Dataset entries
■ ■ ■

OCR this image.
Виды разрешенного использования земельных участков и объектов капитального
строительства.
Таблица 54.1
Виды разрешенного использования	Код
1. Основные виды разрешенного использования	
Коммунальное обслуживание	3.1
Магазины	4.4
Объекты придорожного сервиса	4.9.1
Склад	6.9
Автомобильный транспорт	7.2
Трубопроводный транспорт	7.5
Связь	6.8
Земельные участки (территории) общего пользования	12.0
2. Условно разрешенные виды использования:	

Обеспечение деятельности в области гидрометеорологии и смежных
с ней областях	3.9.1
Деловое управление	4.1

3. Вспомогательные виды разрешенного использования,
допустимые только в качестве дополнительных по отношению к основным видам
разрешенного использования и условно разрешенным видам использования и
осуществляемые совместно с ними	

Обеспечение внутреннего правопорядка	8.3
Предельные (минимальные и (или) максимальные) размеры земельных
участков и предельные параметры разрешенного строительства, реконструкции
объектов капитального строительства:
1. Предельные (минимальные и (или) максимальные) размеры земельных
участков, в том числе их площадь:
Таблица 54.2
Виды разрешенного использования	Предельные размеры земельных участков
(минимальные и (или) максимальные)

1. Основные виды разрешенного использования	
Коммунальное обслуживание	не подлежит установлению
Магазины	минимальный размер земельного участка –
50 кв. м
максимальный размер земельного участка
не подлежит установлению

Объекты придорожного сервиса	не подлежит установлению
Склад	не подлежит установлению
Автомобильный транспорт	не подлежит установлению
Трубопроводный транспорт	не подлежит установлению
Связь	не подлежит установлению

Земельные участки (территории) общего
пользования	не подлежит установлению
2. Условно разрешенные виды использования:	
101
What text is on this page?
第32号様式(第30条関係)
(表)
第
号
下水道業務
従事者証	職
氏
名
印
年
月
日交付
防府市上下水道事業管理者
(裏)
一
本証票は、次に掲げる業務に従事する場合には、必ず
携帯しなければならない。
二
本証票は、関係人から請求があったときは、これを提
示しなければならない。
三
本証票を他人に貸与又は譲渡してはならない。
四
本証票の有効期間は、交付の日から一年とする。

■ ■ ■

▶ _Exercise brief_: Each line that holds the word "участка" should be extracted from the records.

▶ _Written answer_:
Магазины	минимальный размер земельного участка –
максимальный размер земельного участка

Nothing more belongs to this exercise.